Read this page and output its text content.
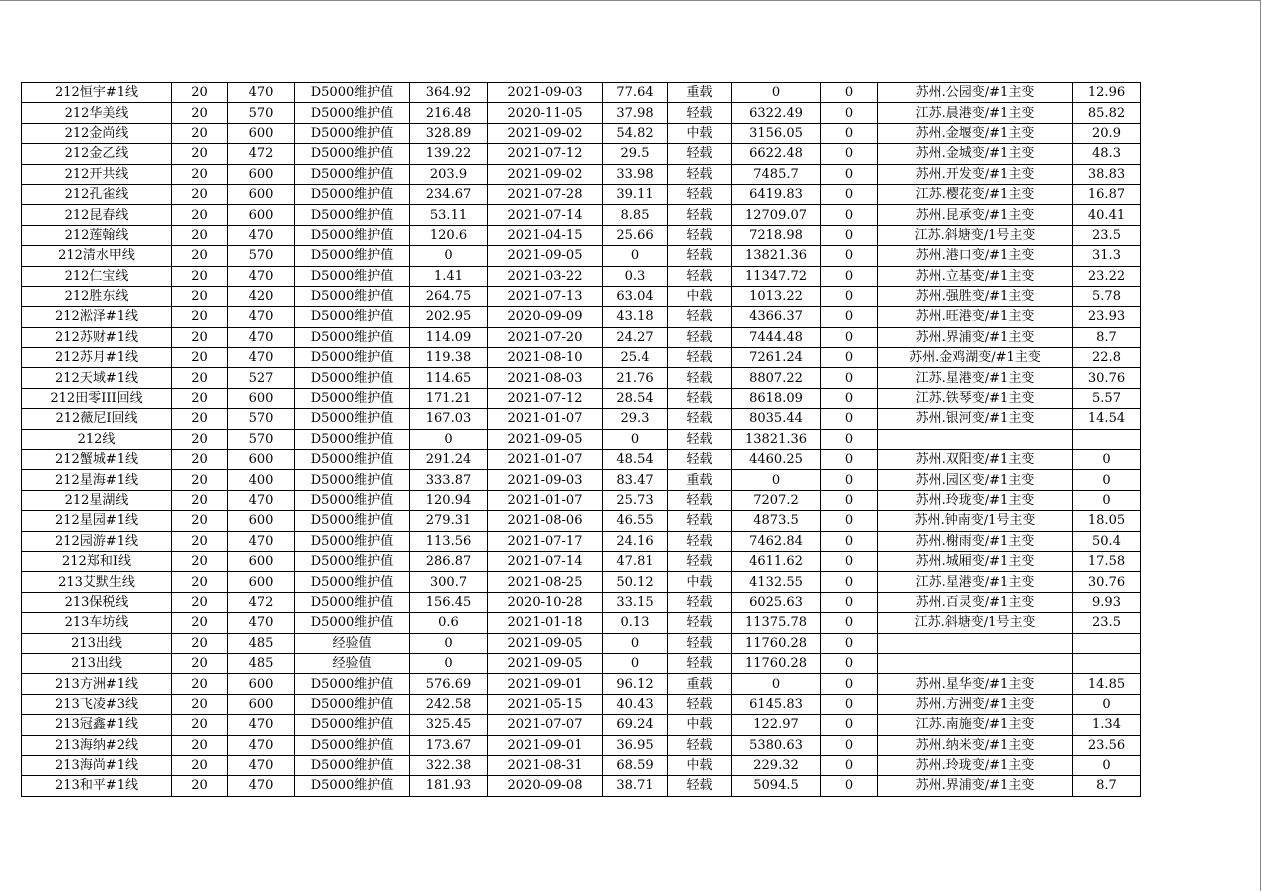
212恒宇#1线	20	470	D5000维护值	364.92	2021-09-03	77.64	重载	0	0	苏州.公园变/#1主变	12.96
212华美线	20	570	D5000维护值	216.48	2020-11-05	37.98	轻载	6322.49	0	江苏.晨港变/#1主变	85.82
212金尚线	20	600	D5000维护值	328.89	2021-09-02	54.82	中载	3156.05	0	苏州.金堰变/#1主变	20.9
212金乙线	20	472	D5000维护值	139.22	2021-07-12	29.5	轻载	6622.48	0	苏州.金城变/#1主变	48.3
212开共线	20	600	D5000维护值	203.9	2021-09-02	33.98	轻载	7485.7	0	苏州.开发变/#1主变	38.83
212孔雀线	20	600	D5000维护值	234.67	2021-07-28	39.11	轻载	6419.83	0	江苏.樱花变/#1主变	16.87
212昆春线	20	600	D5000维护值	53.11	2021-07-14	8.85	轻载	12709.07	0	苏州.昆承变/#1主变	40.41
212莲翰线	20	470	D5000维护值	120.6	2021-04-15	25.66	轻载	7218.98	0	江苏.斜塘变/1号主变	23.5
212清水甲线	20	570	D5000维护值	0	2021-09-05	0	轻载	13821.36	0	苏州.港口变/#1主变	31.3
212仁宝线	20	470	D5000维护值	1.41	2021-03-22	0.3	轻载	11347.72	0	苏州.立基变/#1主变	23.22
212胜东线	20	420	D5000维护值	264.75	2021-07-13	63.04	中载	1013.22	0	苏州.强胜变/#1主变	5.78
212淞泽#1线	20	470	D5000维护值	202.95	2020-09-09	43.18	轻载	4366.37	0	苏州.旺港变/#1主变	23.93
212苏财#1线	20	470	D5000维护值	114.09	2021-07-20	24.27	轻载	7444.48	0	苏州.界浦变/#1主变	8.7
212苏月#1线	20	470	D5000维护值	119.38	2021-08-10	25.4	轻载	7261.24	0	苏州.金鸡湖变/#1主变	22.8
212天域#1线	20	527	D5000维护值	114.65	2021-08-03	21.76	轻载	8807.22	0	江苏.星港变/#1主变	30.76
212田零III回线	20	600	D5000维护值	171.21	2021-07-12	28.54	轻载	8618.09	0	江苏.铁琴变/#1主变	5.57
212薇尼Ⅰ回线	20	570	D5000维护值	167.03	2021-01-07	29.3	轻载	8035.44	0	苏州.银河变/#1主变	14.54
212线	20	570	D5000维护值	0	2021-09-05	0	轻载	13821.36	0		
212蟹城#1线	20	600	D5000维护值	291.24	2021-01-07	48.54	轻载	4460.25	0	苏州.双阳变/#1主变	0
212星海#1线	20	400	D5000维护值	333.87	2021-09-03	83.47	重载	0	0	苏州.园区变/#1主变	0
212星湖线	20	470	D5000维护值	120.94	2021-01-07	25.73	轻载	7207.2	0	苏州.玲珑变/#1主变	0
212星园#1线	20	600	D5000维护值	279.31	2021-08-06	46.55	轻载	4873.5	0	苏州.钟南变/1号主变	18.05
212园游#1线	20	470	D5000维护值	113.56	2021-07-17	24.16	轻载	7462.84	0	苏州.榭雨变/#1主变	50.4
212郑和Ⅰ线	20	600	D5000维护值	286.87	2021-07-14	47.81	轻载	4611.62	0	苏州.城厢变/#1主变	17.58
213艾默生线	20	600	D5000维护值	300.7	2021-08-25	50.12	中载	4132.55	0	江苏.星港变/#1主变	30.76
213保税线	20	472	D5000维护值	156.45	2020-10-28	33.15	轻载	6025.63	0	苏州.百灵变/#1主变	9.93
213车坊线	20	470	D5000维护值	0.6	2021-01-18	0.13	轻载	11375.78	0	江苏.斜塘变/1号主变	23.5
213出线	20	485	经验值	0	2021-09-05	0	轻载	11760.28	0		
213出线	20	485	经验值	0	2021-09-05	0	轻载	11760.28	0		
213方洲#1线	20	600	D5000维护值	576.69	2021-09-01	96.12	重载	0	0	苏州.星华变/#1主变	14.85
213飞凌#3线	20	600	D5000维护值	242.58	2021-05-15	40.43	轻载	6145.83	0	苏州.方洲变/#1主变	0
213冠鑫#1线	20	470	D5000维护值	325.45	2021-07-07	69.24	中载	122.97	0	江苏.南施变/#1主变	1.34
213海纳#2线	20	470	D5000维护值	173.67	2021-09-01	36.95	轻载	5380.63	0	苏州.纳米变/#1主变	23.56
213海尚#1线	20	470	D5000维护值	322.38	2021-08-31	68.59	中载	229.32	0	苏州.玲珑变/#1主变	0
213和平#1线	20	470	D5000维护值	181.93	2020-09-08	38.71	轻载	5094.5	0	苏州.界浦变/#1主变	8.7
_ _ _ _ _
Without including the pictures, reproduce all entries exactly.

■ Written response ■
Read this page and output its text content.
212恒宇#1线	20	470	D5000维护值	364.92	2021-09-03	77.64	重载	0	0	苏州.公园变/#1主变	12.96
212华美线	20	570	D5000维护值	216.48	2020-11-05	37.98	轻载	6322.49	0	江苏.晨港变/#1主变	85.82
212金尚线	20	600	D5000维护值	328.89	2021-09-02	54.82	中载	3156.05	0	苏州.金堰变/#1主变	20.9
212金乙线	20	472	D5000维护值	139.22	2021-07-12	29.5	轻载	6622.48	0	苏州.金城变/#1主变	48.3
212开共线	20	600	D5000维护值	203.9	2021-09-02	33.98	轻载	7485.7	0	苏州.开发变/#1主变	38.83
212孔雀线	20	600	D5000维护值	234.67	2021-07-28	39.11	轻载	6419.83	0	江苏.樱花变/#1主变	16.87
212昆春线	20	600	D5000维护值	53.11	2021-07-14	8.85	轻载	12709.07	0	苏州.昆承变/#1主变	40.41
212莲翰线	20	470	D5000维护值	120.6	2021-04-15	25.66	轻载	7218.98	0	江苏.斜塘变/1号主变	23.5
212清水甲线	20	570	D5000维护值	0	2021-09-05	0	轻载	13821.36	0	苏州.港口变/#1主变	31.3
212仁宝线	20	470	D5000维护值	1.41	2021-03-22	0.3	轻载	11347.72	0	苏州.立基变/#1主变	23.22
212胜东线	20	420	D5000维护值	264.75	2021-07-13	63.04	中载	1013.22	0	苏州.强胜变/#1主变	5.78
212淞泽#1线	20	470	D5000维护值	202.95	2020-09-09	43.18	轻载	4366.37	0	苏州.旺港变/#1主变	23.93
212苏财#1线	20	470	D5000维护值	114.09	2021-07-20	24.27	轻载	7444.48	0	苏州.界浦变/#1主变	8.7
212苏月#1线	20	470	D5000维护值	119.38	2021-08-10	25.4	轻载	7261.24	0	苏州.金鸡湖变/#1主变	22.8
212天域#1线	20	527	D5000维护值	114.65	2021-08-03	21.76	轻载	8807.22	0	江苏.星港变/#1主变	30.76
212田零III回线	20	600	D5000维护值	171.21	2021-07-12	28.54	轻载	8618.09	0	江苏.铁琴变/#1主变	5.57
212薇尼Ⅰ回线	20	570	D5000维护值	167.03	2021-01-07	29.3	轻载	8035.44	0	苏州.银河变/#1主变	14.54
212线	20	570	D5000维护值	0	2021-09-05	0	轻载	13821.36	0		
212蟹城#1线	20	600	D5000维护值	291.24	2021-01-07	48.54	轻载	4460.25	0	苏州.双阳变/#1主变	0
212星海#1线	20	400	D5000维护值	333.87	2021-09-03	83.47	重载	0	0	苏州.园区变/#1主变	0
212星湖线	20	470	D5000维护值	120.94	2021-01-07	25.73	轻载	7207.2	0	苏州.玲珑变/#1主变	0
212星园#1线	20	600	D5000维护值	279.31	2021-08-06	46.55	轻载	4873.5	0	苏州.钟南变/1号主变	18.05
212园游#1线	20	470	D5000维护值	113.56	2021-07-17	24.16	轻载	7462.84	0	苏州.榭雨变/#1主变	50.4
212郑和Ⅰ线	20	600	D5000维护值	286.87	2021-07-14	47.81	轻载	4611.62	0	苏州.城厢变/#1主变	17.58
213艾默生线	20	600	D5000维护值	300.7	2021-08-25	50.12	中载	4132.55	0	江苏.星港变/#1主变	30.76
213保税线	20	472	D5000维护值	156.45	2020-10-28	33.15	轻载	6025.63	0	苏州.百灵变/#1主变	9.93
213车坊线	20	470	D5000维护值	0.6	2021-01-18	0.13	轻载	11375.78	0	江苏.斜塘变/1号主变	23.5
213出线	20	485	经验值	0	2021-09-05	0	轻载	11760.28	0		
213出线	20	485	经验值	0	2021-09-05	0	轻载	11760.28	0		
213方洲#1线	20	600	D5000维护值	576.69	2021-09-01	96.12	重载	0	0	苏州.星华变/#1主变	14.85
213飞凌#3线	20	600	D5000维护值	242.58	2021-05-15	40.43	轻载	6145.83	0	苏州.方洲变/#1主变	0
213冠鑫#1线	20	470	D5000维护值	325.45	2021-07-07	69.24	中载	122.97	0	江苏.南施变/#1主变	1.34
213海纳#2线	20	470	D5000维护值	173.67	2021-09-01	36.95	轻载	5380.63	0	苏州.纳米变/#1主变	23.56
213海尚#1线	20	470	D5000维护值	322.38	2021-08-31	68.59	中载	229.32	0	苏州.玲珑变/#1主变	0
213和平#1线	20	470	D5000维护值	181.93	2020-09-08	38.71	轻载	5094.5	0	苏州.界浦变/#1主变	8.7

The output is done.